[Start RAW RECORDS]

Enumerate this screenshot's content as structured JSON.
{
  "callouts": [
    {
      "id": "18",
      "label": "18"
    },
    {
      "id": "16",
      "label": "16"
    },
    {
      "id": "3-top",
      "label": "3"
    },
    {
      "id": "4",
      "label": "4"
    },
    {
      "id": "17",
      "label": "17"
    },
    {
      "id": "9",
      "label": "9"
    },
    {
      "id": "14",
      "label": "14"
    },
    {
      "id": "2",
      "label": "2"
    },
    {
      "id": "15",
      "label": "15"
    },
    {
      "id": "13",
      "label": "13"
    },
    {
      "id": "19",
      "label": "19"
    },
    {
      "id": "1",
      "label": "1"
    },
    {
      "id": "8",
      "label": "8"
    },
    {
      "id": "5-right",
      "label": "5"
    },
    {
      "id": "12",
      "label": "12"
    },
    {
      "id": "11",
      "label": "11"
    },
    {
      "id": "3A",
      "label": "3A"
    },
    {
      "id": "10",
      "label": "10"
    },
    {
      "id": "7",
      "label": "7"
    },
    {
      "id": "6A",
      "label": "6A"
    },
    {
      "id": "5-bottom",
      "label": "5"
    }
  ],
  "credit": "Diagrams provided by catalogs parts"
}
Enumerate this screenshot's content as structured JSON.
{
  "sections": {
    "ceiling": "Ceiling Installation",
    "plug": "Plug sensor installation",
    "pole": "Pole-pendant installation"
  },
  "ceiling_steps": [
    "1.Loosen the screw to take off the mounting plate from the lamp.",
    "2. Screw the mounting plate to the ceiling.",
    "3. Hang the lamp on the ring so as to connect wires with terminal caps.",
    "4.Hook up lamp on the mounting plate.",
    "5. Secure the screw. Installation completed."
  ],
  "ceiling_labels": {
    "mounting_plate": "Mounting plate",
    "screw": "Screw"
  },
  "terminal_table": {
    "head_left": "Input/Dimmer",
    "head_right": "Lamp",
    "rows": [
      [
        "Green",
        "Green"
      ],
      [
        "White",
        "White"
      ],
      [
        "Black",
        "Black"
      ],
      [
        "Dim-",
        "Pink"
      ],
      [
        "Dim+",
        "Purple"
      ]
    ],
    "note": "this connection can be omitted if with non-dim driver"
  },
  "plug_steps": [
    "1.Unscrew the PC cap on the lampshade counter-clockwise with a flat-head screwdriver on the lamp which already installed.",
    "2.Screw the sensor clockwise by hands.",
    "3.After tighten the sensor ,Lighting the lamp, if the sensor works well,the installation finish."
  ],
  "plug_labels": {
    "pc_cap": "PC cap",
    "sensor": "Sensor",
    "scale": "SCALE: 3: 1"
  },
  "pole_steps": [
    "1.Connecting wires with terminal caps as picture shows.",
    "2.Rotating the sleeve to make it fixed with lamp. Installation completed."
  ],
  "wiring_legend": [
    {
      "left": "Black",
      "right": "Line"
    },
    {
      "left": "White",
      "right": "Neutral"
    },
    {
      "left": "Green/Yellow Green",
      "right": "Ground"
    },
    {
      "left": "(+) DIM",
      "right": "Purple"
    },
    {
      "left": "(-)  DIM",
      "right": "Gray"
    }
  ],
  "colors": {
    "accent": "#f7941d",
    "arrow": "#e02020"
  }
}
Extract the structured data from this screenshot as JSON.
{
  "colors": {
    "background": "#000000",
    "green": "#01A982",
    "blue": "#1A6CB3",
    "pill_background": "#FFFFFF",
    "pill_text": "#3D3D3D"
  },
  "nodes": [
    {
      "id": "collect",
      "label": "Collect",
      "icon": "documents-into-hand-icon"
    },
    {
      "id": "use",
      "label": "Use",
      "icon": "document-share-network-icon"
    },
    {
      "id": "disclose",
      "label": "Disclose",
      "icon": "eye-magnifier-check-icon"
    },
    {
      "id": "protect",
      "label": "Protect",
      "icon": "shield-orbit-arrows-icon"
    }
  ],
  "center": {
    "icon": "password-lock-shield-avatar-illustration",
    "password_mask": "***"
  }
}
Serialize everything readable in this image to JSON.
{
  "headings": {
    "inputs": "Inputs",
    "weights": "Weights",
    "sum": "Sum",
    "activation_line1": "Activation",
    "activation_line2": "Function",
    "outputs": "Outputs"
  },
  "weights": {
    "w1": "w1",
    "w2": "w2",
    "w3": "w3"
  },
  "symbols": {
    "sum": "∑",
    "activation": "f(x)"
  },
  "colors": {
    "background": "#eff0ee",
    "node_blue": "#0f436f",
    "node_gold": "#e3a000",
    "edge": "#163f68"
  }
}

[End RAW RECORDS]

> WHAT YOU ARE ASKED TO DO
Output the listing above exactly as it appears.

> FINISHED TASK
Enumerate this screenshot's content as structured JSON.
{
  "callouts": [
    {
      "id": "18",
      "label": "18"
    },
    {
      "id": "16",
      "label": "16"
    },
    {
      "id": "3-top",
      "label": "3"
    },
    {
      "id": "4",
      "label": "4"
    },
    {
      "id": "17",
      "label": "17"
    },
    {
      "id": "9",
      "label": "9"
    },
    {
      "id": "14",
      "label": "14"
    },
    {
      "id": "2",
      "label": "2"
    },
    {
      "id": "15",
      "label": "15"
    },
    {
      "id": "13",
      "label": "13"
    },
    {
      "id": "19",
      "label": "19"
    },
    {
      "id": "1",
      "label": "1"
    },
    {
      "id": "8",
      "label": "8"
    },
    {
      "id": "5-right",
      "label": "5"
    },
    {
      "id": "12",
      "label": "12"
    },
    {
      "id": "11",
      "label": "11"
    },
    {
      "id": "3A",
      "label": "3A"
    },
    {
      "id": "10",
      "label": "10"
    },
    {
      "id": "7",
      "label": "7"
    },
    {
      "id": "6A",
      "label": "6A"
    },
    {
      "id": "5-bottom",
      "label": "5"
    }
  ],
  "credit": "Diagrams provided by catalogs parts"
}
Enumerate this screenshot's content as structured JSON.
{
  "sections": {
    "ceiling": "Ceiling Installation",
    "plug": "Plug sensor installation",
    "pole": "Pole-pendant installation"
  },
  "ceiling_steps": [
    "1.Loosen the screw to take off the mounting plate from the lamp.",
    "2. Screw the mounting plate to the ceiling.",
    "3. Hang the lamp on the ring so as to connect wires with terminal caps.",
    "4.Hook up lamp on the mounting plate.",
    "5. Secure the screw. Installation completed."
  ],
  "ceiling_labels": {
    "mounting_plate": "Mounting plate",
    "screw": "Screw"
  },
  "terminal_table": {
    "head_left": "Input/Dimmer",
    "head_right": "Lamp",
    "rows": [
      [
        "Green",
        "Green"
      ],
      [
        "White",
        "White"
      ],
      [
        "Black",
        "Black"
      ],
      [
        "Dim-",
        "Pink"
      ],
      [
        "Dim+",
        "Purple"
      ]
    ],
    "note": "this connection can be omitted if with non-dim driver"
  },
  "plug_steps": [
    "1.Unscrew the PC cap on the lampshade counter-clockwise with a flat-head screwdriver on the lamp which already installed.",
    "2.Screw the sensor clockwise by hands.",
    "3.After tighten the sensor ,Lighting the lamp, if the sensor works well,the installation finish."
  ],
  "plug_labels": {
    "pc_cap": "PC cap",
    "sensor": "Sensor",
    "scale": "SCALE: 3: 1"
  },
  "pole_steps": [
    "1.Connecting wires with terminal caps as picture shows.",
    "2.Rotating the sleeve to make it fixed with lamp. Installation completed."
  ],
  "wiring_legend": [
    {
      "left": "Black",
      "right": "Line"
    },
    {
      "left": "White",
      "right": "Neutral"
    },
    {
      "left": "Green/Yellow Green",
      "right": "Ground"
    },
    {
      "left": "(+) DIM",
      "right": "Purple"
    },
    {
      "left": "(-)  DIM",
      "right": "Gray"
    }
  ],
  "colors": {
    "accent": "#f7941d",
    "arrow": "#e02020"
  }
}
Extract the structured data from this screenshot as JSON.
{
  "colors": {
    "background": "#000000",
    "green": "#01A982",
    "blue": "#1A6CB3",
    "pill_background": "#FFFFFF",
    "pill_text": "#3D3D3D"
  },
  "nodes": [
    {
      "id": "collect",
      "label": "Collect",
      "icon": "documents-into-hand-icon"
    },
    {
      "id": "use",
      "label": "Use",
      "icon": "document-share-network-icon"
    },
    {
      "id": "disclose",
      "label": "Disclose",
      "icon": "eye-magnifier-check-icon"
    },
    {
      "id": "protect",
      "label": "Protect",
      "icon": "shield-orbit-arrows-icon"
    }
  ],
  "center": {
    "icon": "password-lock-shield-avatar-illustration",
    "password_mask": "***"
  }
}
Serialize everything readable in this image to JSON.
{
  "headings": {
    "inputs": "Inputs",
    "weights": "Weights",
    "sum": "Sum",
    "activation_line1": "Activation",
    "activation_line2": "Function",
    "outputs": "Outputs"
  },
  "weights": {
    "w1": "w1",
    "w2": "w2",
    "w3": "w3"
  },
  "symbols": {
    "sum": "∑",
    "activation": "f(x)"
  },
  "colors": {
    "background": "#eff0ee",
    "node_blue": "#0f436f",
    "node_gold": "#e3a000",
    "edge": "#163f68"
  }
}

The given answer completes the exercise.